BRIEF →
Where a line of the material contains the string "доволен", copy that line.

[start of DATA RECORDS]

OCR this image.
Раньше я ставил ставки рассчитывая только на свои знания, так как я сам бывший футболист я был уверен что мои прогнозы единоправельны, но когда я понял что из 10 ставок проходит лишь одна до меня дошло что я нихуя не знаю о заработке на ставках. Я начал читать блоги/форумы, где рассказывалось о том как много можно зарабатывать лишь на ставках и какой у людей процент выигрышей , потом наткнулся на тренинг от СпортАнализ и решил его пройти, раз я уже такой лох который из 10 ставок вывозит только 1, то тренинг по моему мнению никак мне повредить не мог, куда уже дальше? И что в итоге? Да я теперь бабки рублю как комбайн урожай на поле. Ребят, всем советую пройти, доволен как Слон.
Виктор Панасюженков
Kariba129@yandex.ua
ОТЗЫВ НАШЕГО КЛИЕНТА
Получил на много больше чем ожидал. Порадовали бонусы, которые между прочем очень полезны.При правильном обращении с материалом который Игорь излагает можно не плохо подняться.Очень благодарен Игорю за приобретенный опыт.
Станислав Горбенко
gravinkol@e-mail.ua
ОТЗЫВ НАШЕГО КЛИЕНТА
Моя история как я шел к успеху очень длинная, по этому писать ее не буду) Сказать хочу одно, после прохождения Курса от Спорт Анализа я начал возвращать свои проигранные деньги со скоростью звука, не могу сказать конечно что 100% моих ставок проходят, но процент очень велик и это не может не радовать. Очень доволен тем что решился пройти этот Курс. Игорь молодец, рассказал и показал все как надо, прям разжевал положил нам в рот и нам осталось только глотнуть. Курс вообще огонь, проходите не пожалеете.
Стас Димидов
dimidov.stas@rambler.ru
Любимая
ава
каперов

[end of DATA RECORDS]
[start of DATA RECORDS]

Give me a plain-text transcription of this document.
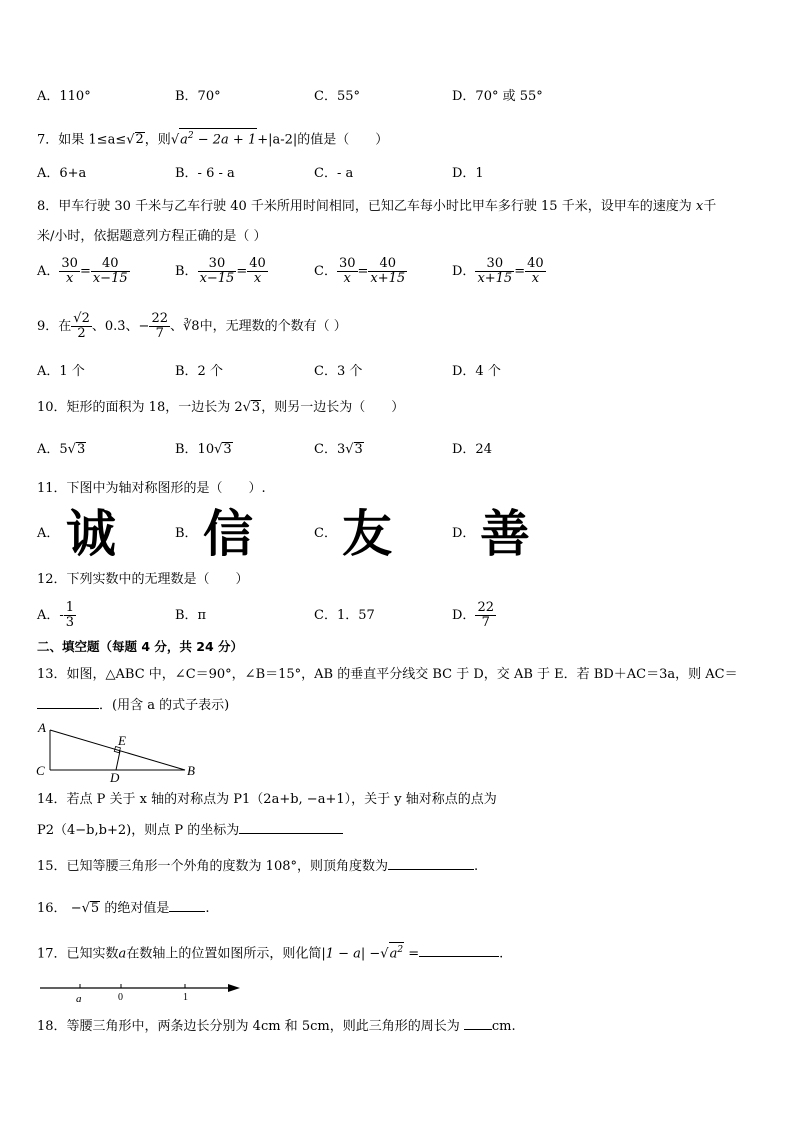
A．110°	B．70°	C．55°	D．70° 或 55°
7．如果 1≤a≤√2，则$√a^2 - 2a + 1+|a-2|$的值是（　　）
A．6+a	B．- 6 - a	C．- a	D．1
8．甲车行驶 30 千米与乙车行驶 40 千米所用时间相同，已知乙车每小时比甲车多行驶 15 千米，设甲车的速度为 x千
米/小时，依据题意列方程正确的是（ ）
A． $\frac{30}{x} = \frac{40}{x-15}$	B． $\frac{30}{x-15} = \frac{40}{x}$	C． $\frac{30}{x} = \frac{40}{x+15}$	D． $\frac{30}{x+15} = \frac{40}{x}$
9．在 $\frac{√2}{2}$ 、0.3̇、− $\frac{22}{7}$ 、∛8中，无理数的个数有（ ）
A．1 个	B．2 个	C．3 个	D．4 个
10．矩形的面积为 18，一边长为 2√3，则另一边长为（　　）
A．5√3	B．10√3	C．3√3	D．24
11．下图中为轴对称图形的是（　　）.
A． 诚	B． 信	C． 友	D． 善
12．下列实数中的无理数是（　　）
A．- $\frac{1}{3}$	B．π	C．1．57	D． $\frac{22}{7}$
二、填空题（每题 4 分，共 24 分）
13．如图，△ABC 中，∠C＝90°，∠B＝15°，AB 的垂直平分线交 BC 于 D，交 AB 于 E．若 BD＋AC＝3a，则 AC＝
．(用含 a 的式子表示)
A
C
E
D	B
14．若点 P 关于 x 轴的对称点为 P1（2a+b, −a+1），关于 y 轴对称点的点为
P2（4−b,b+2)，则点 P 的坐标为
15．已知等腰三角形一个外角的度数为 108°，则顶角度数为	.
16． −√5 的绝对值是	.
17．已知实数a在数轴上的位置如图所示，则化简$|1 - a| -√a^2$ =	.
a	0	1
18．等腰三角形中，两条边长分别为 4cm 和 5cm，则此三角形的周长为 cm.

[end of DATA RECORDS]

TASK ANSWER →
Раньше я ставил ставки рассчитывая только на свои знания, так как я сам бывший футболист я был уверен что мои прогнозы единоправельны, но когда я понял что из 10 ставок проходит лишь одна до меня дошло что я нихуя не знаю о заработке на ставках. Я начал читать блоги/форумы, где рассказывалось о том как много можно зарабатывать лишь на ставках и какой у людей процент выигрышей , потом наткнулся на тренинг от СпортАнализ и решил его пройти, раз я уже такой лох который из 10 ставок вывозит только 1, то тренинг по моему мнению никак мне повредить не мог, куда уже дальше? И что в итоге? Да я теперь бабки рублю как комбайн урожай на поле. Ребят, всем советую пройти, доволен как Слон.
Моя история как я шел к успеху очень длинная, по этому писать ее не буду) Сказать хочу одно, после прохождения Курса от Спорт Анализа я начал возвращать свои проигранные деньги со скоростью звука, не могу сказать конечно что 100% моих ставок проходят, но процент очень велик и это не может не радовать. Очень доволен тем что решился пройти этот Курс. Игорь молодец, рассказал и показал все как надо, прям разжевал положил нам в рот и нам осталось только глотнуть. Курс вообще огонь, проходите не пожалеете.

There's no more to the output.